- [Problem statement]: Records follow. Select each line holding "Indonesia".

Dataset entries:
-- BEGIN --

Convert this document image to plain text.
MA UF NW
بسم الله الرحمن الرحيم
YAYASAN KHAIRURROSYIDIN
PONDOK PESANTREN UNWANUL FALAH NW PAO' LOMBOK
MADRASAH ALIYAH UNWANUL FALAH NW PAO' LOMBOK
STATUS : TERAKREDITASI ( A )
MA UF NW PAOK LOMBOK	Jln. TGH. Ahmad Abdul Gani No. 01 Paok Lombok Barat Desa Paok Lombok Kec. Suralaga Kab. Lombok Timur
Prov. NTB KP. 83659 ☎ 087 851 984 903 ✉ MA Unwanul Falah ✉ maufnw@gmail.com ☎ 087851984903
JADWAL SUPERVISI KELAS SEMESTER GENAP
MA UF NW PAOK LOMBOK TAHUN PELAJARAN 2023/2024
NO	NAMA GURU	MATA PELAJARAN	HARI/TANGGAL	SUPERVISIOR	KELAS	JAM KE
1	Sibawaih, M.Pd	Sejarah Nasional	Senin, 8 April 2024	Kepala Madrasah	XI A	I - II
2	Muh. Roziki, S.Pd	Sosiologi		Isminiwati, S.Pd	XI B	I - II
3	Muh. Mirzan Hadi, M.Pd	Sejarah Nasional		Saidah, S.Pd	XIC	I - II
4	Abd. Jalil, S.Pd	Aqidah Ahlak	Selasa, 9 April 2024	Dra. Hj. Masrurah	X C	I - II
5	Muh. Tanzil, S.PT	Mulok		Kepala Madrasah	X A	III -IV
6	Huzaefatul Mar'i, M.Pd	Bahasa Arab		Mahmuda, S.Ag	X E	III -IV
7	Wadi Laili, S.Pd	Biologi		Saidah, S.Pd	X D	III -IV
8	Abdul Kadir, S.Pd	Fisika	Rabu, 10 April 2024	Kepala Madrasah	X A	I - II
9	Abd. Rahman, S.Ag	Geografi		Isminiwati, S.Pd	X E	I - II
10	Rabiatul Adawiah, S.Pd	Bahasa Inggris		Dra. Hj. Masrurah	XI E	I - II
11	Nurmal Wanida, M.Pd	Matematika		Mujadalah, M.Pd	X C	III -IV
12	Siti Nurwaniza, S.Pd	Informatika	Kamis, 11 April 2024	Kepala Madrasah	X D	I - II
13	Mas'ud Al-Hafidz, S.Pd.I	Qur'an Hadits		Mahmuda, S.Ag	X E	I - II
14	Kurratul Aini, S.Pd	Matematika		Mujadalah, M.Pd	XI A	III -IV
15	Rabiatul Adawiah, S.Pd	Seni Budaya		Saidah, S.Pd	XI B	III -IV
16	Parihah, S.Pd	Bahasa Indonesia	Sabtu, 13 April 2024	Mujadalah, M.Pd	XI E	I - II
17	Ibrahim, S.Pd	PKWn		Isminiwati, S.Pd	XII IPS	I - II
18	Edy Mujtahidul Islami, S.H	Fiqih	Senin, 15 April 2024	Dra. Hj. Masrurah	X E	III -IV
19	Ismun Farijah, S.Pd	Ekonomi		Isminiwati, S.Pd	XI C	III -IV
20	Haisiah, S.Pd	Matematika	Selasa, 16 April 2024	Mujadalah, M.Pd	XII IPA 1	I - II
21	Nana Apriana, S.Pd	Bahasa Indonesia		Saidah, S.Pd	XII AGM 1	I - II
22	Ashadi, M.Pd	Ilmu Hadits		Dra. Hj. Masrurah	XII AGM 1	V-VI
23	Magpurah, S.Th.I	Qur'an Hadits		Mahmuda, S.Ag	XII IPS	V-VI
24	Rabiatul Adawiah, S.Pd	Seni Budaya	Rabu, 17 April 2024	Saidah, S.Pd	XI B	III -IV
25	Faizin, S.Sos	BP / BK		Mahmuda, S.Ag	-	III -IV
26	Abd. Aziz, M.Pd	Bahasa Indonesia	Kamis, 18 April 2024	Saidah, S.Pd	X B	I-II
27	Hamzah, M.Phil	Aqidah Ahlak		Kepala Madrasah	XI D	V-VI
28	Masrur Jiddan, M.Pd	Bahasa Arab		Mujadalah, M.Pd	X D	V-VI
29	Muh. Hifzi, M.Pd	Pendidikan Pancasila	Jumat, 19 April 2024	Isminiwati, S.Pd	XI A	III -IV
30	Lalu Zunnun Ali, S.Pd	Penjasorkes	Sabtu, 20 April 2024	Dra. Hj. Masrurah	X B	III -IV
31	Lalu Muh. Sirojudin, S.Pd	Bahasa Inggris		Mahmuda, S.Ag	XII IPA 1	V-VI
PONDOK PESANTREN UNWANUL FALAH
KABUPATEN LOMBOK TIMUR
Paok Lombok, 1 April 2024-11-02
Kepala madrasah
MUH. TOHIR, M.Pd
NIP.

-- END --

- [Written solution]:
16	Parihah, S.Pd	Bahasa Indonesia	Sabtu, 13 April 2024	Mujadalah, M.Pd	XI E	I - II
21	Nana Apriana, S.Pd	Bahasa Indonesia		Saidah, S.Pd	XII AGM 1	I - II
26	Abd. Aziz, M.Pd	Bahasa Indonesia	Kamis, 18 April 2024	Saidah, S.Pd	X B	I-II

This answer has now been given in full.